▸ **WHAT THE TASK ASKS**
Return the entries verbatim and drop every picture.

---------- SOURCE RECORDS ----------

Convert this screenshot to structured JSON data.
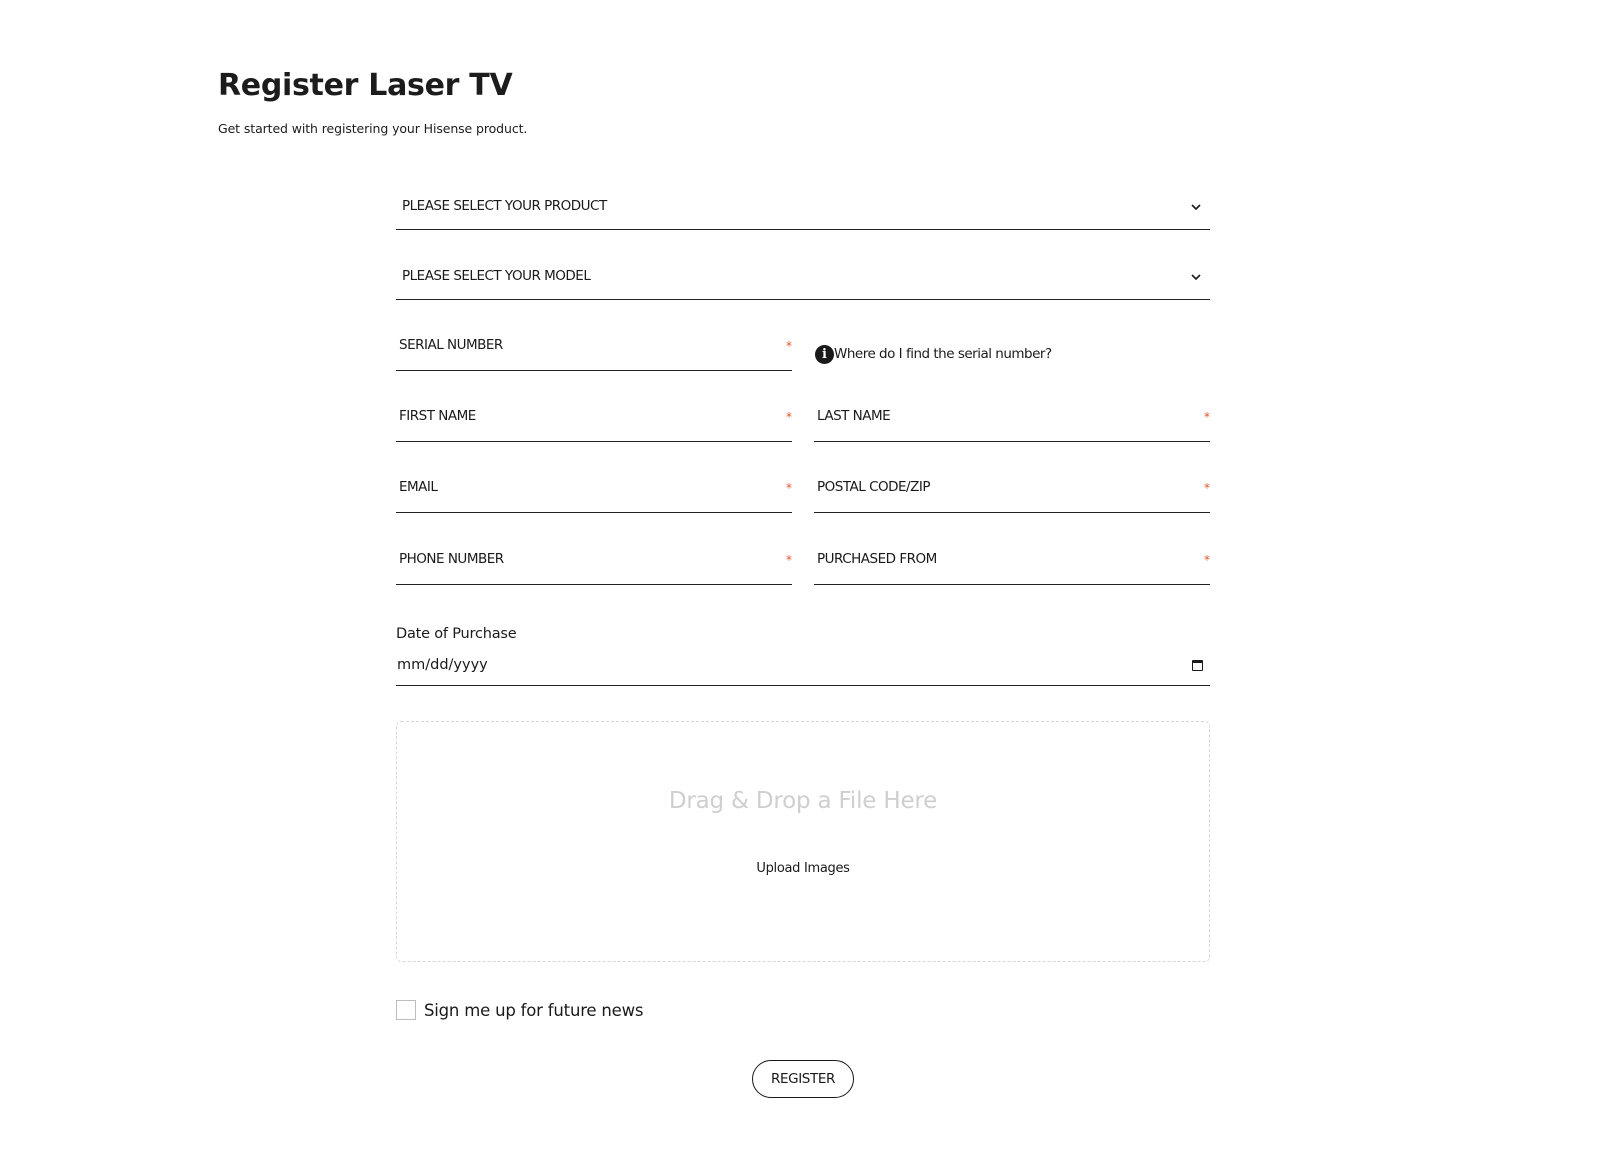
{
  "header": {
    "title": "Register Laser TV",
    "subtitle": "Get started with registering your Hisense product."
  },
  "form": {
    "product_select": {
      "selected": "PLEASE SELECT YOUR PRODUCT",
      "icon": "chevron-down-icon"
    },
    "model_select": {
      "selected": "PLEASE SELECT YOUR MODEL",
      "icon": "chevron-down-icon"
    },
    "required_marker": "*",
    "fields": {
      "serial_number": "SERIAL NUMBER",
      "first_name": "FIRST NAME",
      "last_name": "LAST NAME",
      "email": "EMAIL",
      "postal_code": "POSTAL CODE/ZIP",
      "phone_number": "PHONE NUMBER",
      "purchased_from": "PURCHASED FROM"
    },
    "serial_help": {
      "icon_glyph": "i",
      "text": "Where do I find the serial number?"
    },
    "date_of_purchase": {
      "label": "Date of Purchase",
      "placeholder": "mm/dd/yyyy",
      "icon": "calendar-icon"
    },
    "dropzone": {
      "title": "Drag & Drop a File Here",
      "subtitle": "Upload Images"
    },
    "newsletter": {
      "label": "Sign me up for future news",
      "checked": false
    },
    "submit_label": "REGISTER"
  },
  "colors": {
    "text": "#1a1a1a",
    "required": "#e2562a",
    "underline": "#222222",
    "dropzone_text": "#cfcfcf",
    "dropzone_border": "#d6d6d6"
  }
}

----------

▸ **TASK OUTPUT**
Convert this screenshot to structured JSON data.
{
  "header": {
    "title": "Register Laser TV",
    "subtitle": "Get started with registering your Hisense product."
  },
  "form": {
    "product_select": {
      "selected": "PLEASE SELECT YOUR PRODUCT",
      "icon": "chevron-down-icon"
    },
    "model_select": {
      "selected": "PLEASE SELECT YOUR MODEL",
      "icon": "chevron-down-icon"
    },
    "required_marker": "*",
    "fields": {
      "serial_number": "SERIAL NUMBER",
      "first_name": "FIRST NAME",
      "last_name": "LAST NAME",
      "email": "EMAIL",
      "postal_code": "POSTAL CODE/ZIP",
      "phone_number": "PHONE NUMBER",
      "purchased_from": "PURCHASED FROM"
    },
    "serial_help": {
      "icon_glyph": "i",
      "text": "Where do I find the serial number?"
    },
    "date_of_purchase": {
      "label": "Date of Purchase",
      "placeholder": "mm/dd/yyyy",
      "icon": "calendar-icon"
    },
    "dropzone": {
      "title": "Drag & Drop a File Here",
      "subtitle": "Upload Images"
    },
    "newsletter": {
      "label": "Sign me up for future news",
      "checked": false
    },
    "submit_label": "REGISTER"
  },
  "colors": {
    "text": "#1a1a1a",
    "required": "#e2562a",
    "underline": "#222222",
    "dropzone_text": "#cfcfcf",
    "dropzone_border": "#d6d6d6"
  }
}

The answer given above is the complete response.